Direction:
Present each line of the entries below that holds the word "JSON".

Input rows:
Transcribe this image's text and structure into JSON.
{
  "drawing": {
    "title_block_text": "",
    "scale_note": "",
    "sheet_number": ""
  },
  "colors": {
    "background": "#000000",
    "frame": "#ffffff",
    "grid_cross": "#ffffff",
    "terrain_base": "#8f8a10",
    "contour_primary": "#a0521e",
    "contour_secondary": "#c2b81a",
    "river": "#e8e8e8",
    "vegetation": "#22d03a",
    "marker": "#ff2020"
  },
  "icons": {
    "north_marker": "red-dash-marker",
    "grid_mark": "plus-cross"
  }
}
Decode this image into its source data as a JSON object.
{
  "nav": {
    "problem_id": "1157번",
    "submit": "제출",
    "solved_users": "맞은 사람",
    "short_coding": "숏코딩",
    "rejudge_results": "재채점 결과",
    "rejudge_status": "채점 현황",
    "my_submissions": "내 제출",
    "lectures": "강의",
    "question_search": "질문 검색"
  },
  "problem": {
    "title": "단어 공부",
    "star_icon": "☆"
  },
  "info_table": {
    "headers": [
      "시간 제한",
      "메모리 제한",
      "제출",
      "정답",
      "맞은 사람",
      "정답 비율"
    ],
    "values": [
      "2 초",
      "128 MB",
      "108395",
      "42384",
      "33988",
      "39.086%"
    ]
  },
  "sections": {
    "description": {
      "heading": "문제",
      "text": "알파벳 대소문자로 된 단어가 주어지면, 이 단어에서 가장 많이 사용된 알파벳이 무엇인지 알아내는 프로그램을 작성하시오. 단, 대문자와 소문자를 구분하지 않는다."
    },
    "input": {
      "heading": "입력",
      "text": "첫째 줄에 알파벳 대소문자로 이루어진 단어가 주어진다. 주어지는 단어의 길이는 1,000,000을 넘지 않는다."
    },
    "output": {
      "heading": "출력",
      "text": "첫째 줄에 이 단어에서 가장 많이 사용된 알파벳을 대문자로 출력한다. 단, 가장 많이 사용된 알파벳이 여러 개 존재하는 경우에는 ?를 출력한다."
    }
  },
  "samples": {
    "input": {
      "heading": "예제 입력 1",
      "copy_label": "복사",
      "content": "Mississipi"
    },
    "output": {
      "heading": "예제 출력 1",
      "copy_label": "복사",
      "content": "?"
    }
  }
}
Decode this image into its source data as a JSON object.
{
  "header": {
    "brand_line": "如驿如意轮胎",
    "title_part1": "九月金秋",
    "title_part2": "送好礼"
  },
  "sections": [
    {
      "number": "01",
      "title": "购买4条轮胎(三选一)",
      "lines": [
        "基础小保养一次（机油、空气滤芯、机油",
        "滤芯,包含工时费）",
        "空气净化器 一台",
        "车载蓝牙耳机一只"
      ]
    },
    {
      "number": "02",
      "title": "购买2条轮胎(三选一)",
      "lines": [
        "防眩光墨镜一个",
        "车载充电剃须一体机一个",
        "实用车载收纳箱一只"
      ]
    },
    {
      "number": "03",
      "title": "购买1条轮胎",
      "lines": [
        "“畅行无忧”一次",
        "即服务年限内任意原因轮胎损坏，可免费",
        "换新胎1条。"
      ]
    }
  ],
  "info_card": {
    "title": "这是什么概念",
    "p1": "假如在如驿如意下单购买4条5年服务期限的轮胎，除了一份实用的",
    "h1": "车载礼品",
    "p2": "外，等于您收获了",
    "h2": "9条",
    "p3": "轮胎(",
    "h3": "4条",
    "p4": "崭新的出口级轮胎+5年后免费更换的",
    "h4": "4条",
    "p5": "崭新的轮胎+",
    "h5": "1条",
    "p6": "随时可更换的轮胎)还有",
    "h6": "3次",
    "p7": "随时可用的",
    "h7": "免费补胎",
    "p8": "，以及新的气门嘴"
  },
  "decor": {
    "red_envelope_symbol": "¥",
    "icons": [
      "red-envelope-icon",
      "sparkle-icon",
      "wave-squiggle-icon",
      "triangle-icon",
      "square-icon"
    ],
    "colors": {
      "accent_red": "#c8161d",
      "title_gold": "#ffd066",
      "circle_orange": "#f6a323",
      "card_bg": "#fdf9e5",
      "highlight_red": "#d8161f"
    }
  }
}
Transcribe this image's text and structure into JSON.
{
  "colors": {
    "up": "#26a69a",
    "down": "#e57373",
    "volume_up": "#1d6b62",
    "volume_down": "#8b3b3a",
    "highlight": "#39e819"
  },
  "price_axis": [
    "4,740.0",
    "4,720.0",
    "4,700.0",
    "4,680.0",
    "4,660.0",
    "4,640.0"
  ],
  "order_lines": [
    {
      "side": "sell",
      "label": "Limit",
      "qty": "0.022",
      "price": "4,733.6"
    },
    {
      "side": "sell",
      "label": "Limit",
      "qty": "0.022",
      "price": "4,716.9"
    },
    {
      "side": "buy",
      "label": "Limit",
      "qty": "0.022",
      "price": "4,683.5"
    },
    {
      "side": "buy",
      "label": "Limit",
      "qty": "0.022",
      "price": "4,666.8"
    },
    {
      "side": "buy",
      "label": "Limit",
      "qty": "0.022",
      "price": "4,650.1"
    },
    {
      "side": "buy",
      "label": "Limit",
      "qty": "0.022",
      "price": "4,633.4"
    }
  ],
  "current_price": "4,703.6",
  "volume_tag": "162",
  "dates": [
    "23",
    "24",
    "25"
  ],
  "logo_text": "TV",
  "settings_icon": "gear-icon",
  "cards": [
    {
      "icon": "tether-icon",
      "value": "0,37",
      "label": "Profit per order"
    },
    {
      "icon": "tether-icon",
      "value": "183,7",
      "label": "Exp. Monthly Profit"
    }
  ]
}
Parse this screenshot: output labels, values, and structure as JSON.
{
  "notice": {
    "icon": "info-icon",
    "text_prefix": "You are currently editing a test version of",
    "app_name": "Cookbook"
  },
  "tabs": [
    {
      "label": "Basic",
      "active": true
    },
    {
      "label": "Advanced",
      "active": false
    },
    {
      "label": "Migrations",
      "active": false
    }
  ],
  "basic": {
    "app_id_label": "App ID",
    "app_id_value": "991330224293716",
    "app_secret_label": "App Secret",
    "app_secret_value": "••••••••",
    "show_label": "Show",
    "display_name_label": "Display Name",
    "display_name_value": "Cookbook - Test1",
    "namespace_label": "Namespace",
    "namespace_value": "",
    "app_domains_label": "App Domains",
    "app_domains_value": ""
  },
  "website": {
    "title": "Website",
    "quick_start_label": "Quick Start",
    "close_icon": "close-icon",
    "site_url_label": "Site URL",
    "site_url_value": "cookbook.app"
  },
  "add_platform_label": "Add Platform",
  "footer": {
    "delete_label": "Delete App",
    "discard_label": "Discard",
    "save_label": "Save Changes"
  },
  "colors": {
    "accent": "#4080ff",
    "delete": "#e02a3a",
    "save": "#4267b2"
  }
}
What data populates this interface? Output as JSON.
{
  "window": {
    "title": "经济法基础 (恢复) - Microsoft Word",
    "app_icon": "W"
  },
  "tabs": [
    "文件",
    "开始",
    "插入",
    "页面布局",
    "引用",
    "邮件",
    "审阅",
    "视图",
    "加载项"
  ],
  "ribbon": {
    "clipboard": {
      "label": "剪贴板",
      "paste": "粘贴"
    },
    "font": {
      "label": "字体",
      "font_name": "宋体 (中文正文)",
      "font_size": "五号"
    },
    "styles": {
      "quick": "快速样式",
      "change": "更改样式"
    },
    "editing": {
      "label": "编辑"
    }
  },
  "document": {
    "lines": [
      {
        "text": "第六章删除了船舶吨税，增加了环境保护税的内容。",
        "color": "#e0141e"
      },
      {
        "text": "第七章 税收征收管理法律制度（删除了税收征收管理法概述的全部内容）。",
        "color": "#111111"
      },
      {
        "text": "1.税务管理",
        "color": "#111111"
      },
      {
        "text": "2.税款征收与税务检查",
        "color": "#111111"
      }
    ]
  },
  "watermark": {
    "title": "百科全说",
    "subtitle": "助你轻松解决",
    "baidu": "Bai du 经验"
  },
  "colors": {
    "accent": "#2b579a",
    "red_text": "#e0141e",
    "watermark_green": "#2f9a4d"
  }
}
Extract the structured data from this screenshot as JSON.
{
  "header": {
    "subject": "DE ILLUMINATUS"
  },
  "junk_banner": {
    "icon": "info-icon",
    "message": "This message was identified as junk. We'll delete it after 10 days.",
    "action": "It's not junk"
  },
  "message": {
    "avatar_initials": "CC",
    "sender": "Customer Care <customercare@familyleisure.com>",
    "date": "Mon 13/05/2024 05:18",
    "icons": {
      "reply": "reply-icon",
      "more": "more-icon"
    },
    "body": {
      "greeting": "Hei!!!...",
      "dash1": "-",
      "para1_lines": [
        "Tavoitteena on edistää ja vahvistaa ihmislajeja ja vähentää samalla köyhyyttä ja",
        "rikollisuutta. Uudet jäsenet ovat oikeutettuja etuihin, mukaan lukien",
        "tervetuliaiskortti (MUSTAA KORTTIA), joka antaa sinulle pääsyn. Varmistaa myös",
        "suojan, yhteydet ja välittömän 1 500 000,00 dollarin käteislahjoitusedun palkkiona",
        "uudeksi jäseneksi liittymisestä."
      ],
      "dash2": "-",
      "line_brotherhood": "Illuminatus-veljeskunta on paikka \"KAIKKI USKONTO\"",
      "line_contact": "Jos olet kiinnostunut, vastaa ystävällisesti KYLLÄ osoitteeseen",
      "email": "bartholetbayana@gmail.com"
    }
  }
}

Response below:
Transcribe this image's text and structure into JSON.
Decode this image into its source data as a JSON object.
Decode this image into its source data as a JSON object.
Transcribe this image's text and structure into JSON.
Parse this screenshot: output labels, values, and structure as JSON.
What data populates this interface? Output as JSON.
Extract the structured data from this screenshot as JSON.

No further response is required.